▶ **GIVEN TEXT**
## start

Guest blogger, The Rev’d Humphrey Blytherington is retired Vicar of St Hilda’s, Little Snoring with All Saints, Great Snoring. He is a graduate of Plymouth University. He completed his studies for the ministry at Latimer Hall, Durham. He is married to Daphne and in his retirement still enjoys home brewing, model railroading and is an avid member of the Great Snoring Morris Dancers.
Ah! Clive my old friend! So nice to see you! Come pull up a chair here by the fire. It’s mighty frigid out there isn’t it? January in Norfolk can be a proper dish of frozen peas. A pint of lager shandy? Don’t mind if I do. Thank you so much, and would you be able to manage a packet of crisps on the side? Beef and pickled onion flavor please. Thanks.
How are you finding things over at Our Lady of Fatima these days? Daphne says it’s awfully difficult to understand that young priest you’ve got from Kenya. Daff says the problem would be solved if you chaps all went back to having everything in Latin. I did Latin at school you know? Never very good at it. Veni,Vici,Vidi is about all I remember. That and Et Tu Brute. But hold on that’s Shakespeare isn’t it? I can’t remember I’m afraid.
You know Clive, I’m not the vicar at St Hilda’s anymore, but I still turn up most Sundays for Matins and I know Penelope the new vicar is a bit downcast at the rather large number of you folks who have abandoned ship for the papists. She’s working awfully hard you know to keep things together. In my day it was just the two parishes. Poor gal has got ten country parishes to keep afloat–all of them huge medieval barns. I know she keeps banging on about the need to be kind to pansies and she’s trying to turn the churchyards into naturist preserves–all well and good, but she’s got a steep hill to climb. Such big drafty churches! Hard to heat and no toilets. No wonder you chaps have beetled off to Our Lady of Fatima. Father Kenyatta is not easy and the church isn’t much to look at, but at least you’ve got heating that works and a decent loo.

## end

▶ **PROBLEM 1**
Reproduce the records verbatim, from their first line through the line containing "paragraph-line: 弧度制是根据圆心角、弧长和半径之间的某种关系而引入的. <box>100", with both of those lines included.

▶ **LISTING**

## start

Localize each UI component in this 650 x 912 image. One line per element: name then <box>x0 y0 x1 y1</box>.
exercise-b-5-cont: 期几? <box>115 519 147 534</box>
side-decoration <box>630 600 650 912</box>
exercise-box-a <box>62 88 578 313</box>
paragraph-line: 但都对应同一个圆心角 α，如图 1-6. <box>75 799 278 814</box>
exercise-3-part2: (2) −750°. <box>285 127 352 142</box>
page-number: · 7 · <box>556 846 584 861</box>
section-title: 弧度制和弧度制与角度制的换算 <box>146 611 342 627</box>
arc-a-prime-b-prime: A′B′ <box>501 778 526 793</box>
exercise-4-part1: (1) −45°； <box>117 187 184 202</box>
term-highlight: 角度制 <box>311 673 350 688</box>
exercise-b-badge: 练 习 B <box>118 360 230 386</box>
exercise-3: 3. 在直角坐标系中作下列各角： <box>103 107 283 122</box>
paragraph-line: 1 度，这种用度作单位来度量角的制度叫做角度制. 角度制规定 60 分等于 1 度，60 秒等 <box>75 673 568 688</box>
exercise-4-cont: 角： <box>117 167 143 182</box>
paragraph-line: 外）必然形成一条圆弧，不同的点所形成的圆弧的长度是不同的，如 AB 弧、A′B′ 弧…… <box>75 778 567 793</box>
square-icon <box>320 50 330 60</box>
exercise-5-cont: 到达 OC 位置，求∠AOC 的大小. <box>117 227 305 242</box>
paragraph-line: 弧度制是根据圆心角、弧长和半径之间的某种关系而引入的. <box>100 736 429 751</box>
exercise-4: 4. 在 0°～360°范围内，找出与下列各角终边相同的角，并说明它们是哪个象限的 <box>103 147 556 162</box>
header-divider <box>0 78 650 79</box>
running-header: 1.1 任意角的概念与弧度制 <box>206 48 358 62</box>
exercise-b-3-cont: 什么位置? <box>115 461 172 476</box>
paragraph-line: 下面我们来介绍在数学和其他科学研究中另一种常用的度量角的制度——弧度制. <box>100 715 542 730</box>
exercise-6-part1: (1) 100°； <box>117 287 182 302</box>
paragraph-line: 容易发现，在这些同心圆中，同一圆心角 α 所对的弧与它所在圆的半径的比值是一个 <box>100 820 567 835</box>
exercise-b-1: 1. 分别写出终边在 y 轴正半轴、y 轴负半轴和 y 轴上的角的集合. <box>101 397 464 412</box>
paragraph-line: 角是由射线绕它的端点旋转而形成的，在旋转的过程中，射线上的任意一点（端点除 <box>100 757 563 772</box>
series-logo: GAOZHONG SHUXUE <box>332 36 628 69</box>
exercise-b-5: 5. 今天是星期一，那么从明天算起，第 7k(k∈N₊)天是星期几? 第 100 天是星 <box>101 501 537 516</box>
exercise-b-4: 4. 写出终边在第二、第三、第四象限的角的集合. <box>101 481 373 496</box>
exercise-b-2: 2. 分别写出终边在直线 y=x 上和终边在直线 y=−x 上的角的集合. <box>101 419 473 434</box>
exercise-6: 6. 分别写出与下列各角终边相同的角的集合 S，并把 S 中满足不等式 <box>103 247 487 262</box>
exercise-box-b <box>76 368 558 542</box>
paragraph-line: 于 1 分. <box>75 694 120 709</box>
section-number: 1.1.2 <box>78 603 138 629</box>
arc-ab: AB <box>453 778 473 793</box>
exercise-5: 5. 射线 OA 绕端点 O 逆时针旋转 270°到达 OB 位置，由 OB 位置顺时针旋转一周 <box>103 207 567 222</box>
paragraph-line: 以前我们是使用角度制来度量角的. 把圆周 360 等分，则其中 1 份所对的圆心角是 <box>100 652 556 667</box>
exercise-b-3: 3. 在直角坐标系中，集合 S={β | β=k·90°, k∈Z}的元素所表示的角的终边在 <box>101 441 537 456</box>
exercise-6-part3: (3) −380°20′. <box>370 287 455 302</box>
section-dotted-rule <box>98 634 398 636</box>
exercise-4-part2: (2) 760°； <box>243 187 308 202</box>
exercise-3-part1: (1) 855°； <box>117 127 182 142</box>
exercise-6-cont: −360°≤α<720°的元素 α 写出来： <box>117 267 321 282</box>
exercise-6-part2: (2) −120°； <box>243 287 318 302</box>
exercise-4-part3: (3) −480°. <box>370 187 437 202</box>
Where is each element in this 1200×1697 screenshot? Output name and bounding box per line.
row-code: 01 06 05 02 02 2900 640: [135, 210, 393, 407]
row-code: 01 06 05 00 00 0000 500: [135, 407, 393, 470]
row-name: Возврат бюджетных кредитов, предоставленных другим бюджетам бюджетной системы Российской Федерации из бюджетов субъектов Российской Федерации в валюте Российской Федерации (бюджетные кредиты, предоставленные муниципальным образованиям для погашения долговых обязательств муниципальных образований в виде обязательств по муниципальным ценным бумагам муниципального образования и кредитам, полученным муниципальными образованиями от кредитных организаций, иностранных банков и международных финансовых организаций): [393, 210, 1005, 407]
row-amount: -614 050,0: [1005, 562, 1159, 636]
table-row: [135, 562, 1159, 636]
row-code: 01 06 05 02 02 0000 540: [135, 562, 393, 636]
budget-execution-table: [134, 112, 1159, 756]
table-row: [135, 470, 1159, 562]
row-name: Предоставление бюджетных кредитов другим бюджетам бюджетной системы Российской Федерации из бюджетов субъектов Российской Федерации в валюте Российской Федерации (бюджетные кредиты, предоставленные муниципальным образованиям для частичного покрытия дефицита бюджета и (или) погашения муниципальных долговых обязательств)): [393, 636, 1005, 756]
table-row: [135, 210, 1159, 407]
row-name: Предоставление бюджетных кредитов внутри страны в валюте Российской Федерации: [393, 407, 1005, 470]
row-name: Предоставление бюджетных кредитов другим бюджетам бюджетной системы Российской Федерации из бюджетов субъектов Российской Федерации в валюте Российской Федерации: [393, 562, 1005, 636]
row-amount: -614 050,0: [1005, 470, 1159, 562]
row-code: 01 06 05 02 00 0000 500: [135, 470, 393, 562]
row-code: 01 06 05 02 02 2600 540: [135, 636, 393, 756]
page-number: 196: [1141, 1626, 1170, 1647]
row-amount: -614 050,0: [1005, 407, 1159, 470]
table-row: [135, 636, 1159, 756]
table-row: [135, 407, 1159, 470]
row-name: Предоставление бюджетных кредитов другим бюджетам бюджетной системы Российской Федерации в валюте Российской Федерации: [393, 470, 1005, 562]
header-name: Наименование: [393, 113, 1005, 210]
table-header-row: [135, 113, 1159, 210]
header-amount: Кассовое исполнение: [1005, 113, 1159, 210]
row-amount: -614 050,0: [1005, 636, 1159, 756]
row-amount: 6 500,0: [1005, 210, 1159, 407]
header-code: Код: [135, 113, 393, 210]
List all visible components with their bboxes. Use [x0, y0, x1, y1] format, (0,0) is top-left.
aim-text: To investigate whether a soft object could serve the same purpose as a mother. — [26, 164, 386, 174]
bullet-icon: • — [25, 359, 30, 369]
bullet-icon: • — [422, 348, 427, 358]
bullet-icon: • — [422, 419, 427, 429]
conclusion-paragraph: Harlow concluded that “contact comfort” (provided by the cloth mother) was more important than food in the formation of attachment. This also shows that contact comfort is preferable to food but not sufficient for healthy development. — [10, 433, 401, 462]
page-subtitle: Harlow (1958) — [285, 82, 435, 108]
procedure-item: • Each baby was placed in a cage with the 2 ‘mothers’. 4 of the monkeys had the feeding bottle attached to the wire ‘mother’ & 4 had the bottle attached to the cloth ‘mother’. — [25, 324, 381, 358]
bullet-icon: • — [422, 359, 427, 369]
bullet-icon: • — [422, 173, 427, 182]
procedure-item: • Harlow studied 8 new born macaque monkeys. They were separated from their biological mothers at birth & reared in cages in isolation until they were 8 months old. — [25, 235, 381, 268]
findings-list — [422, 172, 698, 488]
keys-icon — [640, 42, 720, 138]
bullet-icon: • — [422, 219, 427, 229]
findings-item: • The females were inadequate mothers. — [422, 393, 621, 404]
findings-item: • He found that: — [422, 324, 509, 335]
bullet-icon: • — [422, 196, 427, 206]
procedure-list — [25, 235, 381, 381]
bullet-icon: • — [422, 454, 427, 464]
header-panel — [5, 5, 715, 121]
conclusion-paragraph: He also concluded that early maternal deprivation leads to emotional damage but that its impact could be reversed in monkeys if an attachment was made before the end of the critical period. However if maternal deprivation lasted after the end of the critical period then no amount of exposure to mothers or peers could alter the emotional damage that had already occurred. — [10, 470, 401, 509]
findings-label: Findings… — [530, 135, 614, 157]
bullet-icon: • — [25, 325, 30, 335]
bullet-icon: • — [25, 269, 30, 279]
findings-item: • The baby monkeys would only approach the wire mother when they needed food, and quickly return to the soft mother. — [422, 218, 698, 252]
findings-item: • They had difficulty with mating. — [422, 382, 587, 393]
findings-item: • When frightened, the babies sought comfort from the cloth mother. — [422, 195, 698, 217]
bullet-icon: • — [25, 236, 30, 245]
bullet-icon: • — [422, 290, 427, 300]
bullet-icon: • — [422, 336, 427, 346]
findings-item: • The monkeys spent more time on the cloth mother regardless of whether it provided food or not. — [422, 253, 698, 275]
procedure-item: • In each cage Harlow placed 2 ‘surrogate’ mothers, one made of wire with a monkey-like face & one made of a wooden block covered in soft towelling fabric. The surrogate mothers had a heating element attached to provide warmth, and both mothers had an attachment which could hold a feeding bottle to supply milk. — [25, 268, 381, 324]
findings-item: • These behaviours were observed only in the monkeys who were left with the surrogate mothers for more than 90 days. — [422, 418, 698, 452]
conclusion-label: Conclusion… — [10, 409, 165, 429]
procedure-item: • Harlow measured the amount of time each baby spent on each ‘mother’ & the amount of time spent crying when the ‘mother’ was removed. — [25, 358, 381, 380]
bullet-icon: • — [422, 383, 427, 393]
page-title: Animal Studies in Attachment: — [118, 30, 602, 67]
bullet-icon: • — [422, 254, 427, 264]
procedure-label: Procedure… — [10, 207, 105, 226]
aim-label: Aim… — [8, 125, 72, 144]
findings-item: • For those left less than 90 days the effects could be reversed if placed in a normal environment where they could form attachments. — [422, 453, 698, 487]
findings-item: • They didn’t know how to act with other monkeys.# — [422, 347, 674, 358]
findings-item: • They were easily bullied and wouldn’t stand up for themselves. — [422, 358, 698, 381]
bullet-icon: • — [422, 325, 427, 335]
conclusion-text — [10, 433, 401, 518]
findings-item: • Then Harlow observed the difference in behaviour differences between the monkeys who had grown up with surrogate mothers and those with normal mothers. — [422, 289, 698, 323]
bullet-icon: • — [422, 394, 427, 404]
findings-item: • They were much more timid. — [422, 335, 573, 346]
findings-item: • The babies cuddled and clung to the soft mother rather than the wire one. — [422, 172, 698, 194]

## end

▶ **PROBLEM 2**
List every church the guest blog post names.

▶ **COMPLETE OUTPUT 1**
Localize each UI component in this 650 x 912 image. One line per element: name then <box>x0 y0 x1 y1</box>.
exercise-b-5-cont: 期几? <box>115 519 147 534</box>
side-decoration <box>630 600 650 912</box>
exercise-box-a <box>62 88 578 313</box>
paragraph-line: 但都对应同一个圆心角 α，如图 1-6. <box>75 799 278 814</box>
exercise-3-part2: (2) −750°. <box>285 127 352 142</box>
page-number: · 7 · <box>556 846 584 861</box>
section-title: 弧度制和弧度制与角度制的换算 <box>146 611 342 627</box>
arc-a-prime-b-prime: A′B′ <box>501 778 526 793</box>
exercise-4-part1: (1) −45°； <box>117 187 184 202</box>
term-highlight: 角度制 <box>311 673 350 688</box>
exercise-b-badge: 练 习 B <box>118 360 230 386</box>
exercise-3: 3. 在直角坐标系中作下列各角： <box>103 107 283 122</box>
paragraph-line: 1 度，这种用度作单位来度量角的制度叫做角度制. 角度制规定 60 分等于 1 度，60 秒等 <box>75 673 568 688</box>
exercise-4-cont: 角： <box>117 167 143 182</box>
paragraph-line: 外）必然形成一条圆弧，不同的点所形成的圆弧的长度是不同的，如 AB 弧、A′B′ 弧…… <box>75 778 567 793</box>
square-icon <box>320 50 330 60</box>
exercise-5-cont: 到达 OC 位置，求∠AOC 的大小. <box>117 227 305 242</box>
paragraph-line: 弧度制是根据圆心角、弧长和半径之间的某种关系而引入的. <box>100 736 429 751</box>

▶ **COMPLETE OUTPUT 2**
- St Hilda's, Little Snoring
- All Saints, Great Snoring
- Our Lady of Fatima